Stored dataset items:
· · ·
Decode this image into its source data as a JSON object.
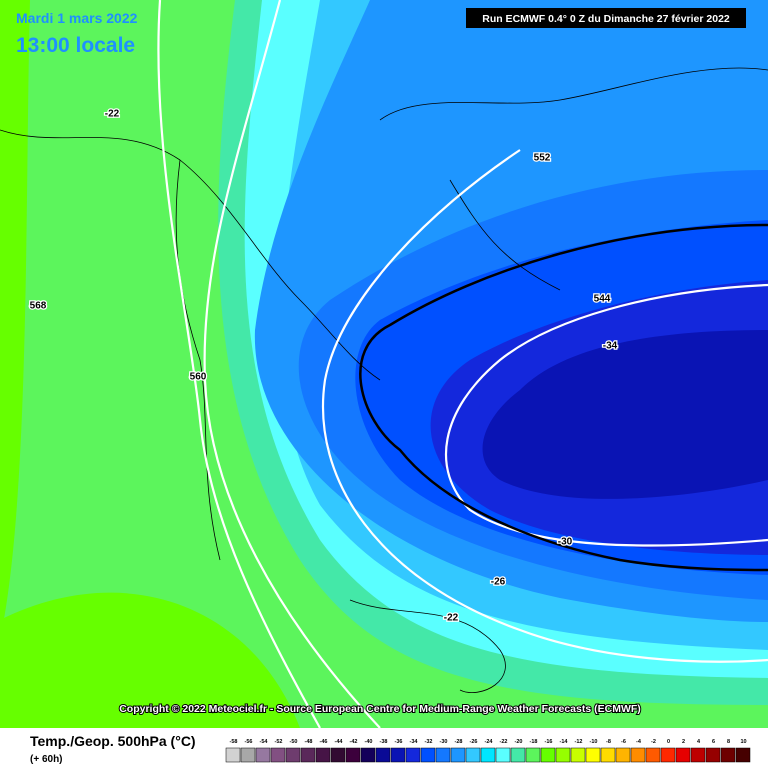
{
  "header": {
    "date": "Mardi 1 mars 2022",
    "time": "13:00 locale",
    "run": "Run ECMWF 0.4° 0 Z du Dimanche 27 février 2022"
  },
  "copyright": "Copyright © 2022 Meteociel.fr - Source European Centre for Medium-Range Weather Forecasts (ECMWF)",
  "contour_labels": [
    -22,
    568,
    560,
    552,
    544,
    -34,
    -30,
    -26,
    -22
  ],
  "legend": {
    "title": "Temp./Geop. 500hPa (°C)",
    "lead": "(+ 60h)",
    "scale": [
      {
        "value": -58,
        "color": "#d2d2d2"
      },
      {
        "value": -56,
        "color": "#a8a8a8"
      },
      {
        "value": -54,
        "color": "#9678a0"
      },
      {
        "value": -52,
        "color": "#825082"
      },
      {
        "value": -50,
        "color": "#6e3c6e"
      },
      {
        "value": -48,
        "color": "#5a285a"
      },
      {
        "value": -46,
        "color": "#461446"
      },
      {
        "value": -44,
        "color": "#320a32"
      },
      {
        "value": -42,
        "color": "#3c003c"
      },
      {
        "value": -40,
        "color": "#14005a"
      },
      {
        "value": -38,
        "color": "#0a0a96"
      },
      {
        "value": -36,
        "color": "#0a14b4"
      },
      {
        "value": -34,
        "color": "#1428dc"
      },
      {
        "value": -32,
        "color": "#0050ff"
      },
      {
        "value": -30,
        "color": "#1478ff"
      },
      {
        "value": -28,
        "color": "#1e96ff"
      },
      {
        "value": -26,
        "color": "#33c8ff"
      },
      {
        "value": -24,
        "color": "#00e6ff"
      },
      {
        "value": -22,
        "color": "#5affff"
      },
      {
        "value": -20,
        "color": "#44e8a8"
      },
      {
        "value": -18,
        "color": "#5cf55c"
      },
      {
        "value": -16,
        "color": "#66ff00"
      },
      {
        "value": -14,
        "color": "#96ff00"
      },
      {
        "value": -12,
        "color": "#c8ff00"
      },
      {
        "value": -10,
        "color": "#ffff00"
      },
      {
        "value": -8,
        "color": "#ffdc00"
      },
      {
        "value": -6,
        "color": "#ffb400"
      },
      {
        "value": -4,
        "color": "#ff8c00"
      },
      {
        "value": -2,
        "color": "#ff5a00"
      },
      {
        "value": 0,
        "color": "#ff2800"
      },
      {
        "value": 2,
        "color": "#e60000"
      },
      {
        "value": 4,
        "color": "#be0000"
      },
      {
        "value": 6,
        "color": "#960000"
      },
      {
        "value": 8,
        "color": "#6e0000"
      },
      {
        "value": 10,
        "color": "#460000"
      }
    ]
  }
}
· · ·
Check each line of the entries for the string "ECMWF". Copy the lines that have it.

    "run": "Run ECMWF 0.4° 0 Z du Dimanche 27 février 2022"
  "copyright": "Copyright © 2022 Meteociel.fr - Source European Centre for Medium-Range Weather Forecasts (ECMWF)",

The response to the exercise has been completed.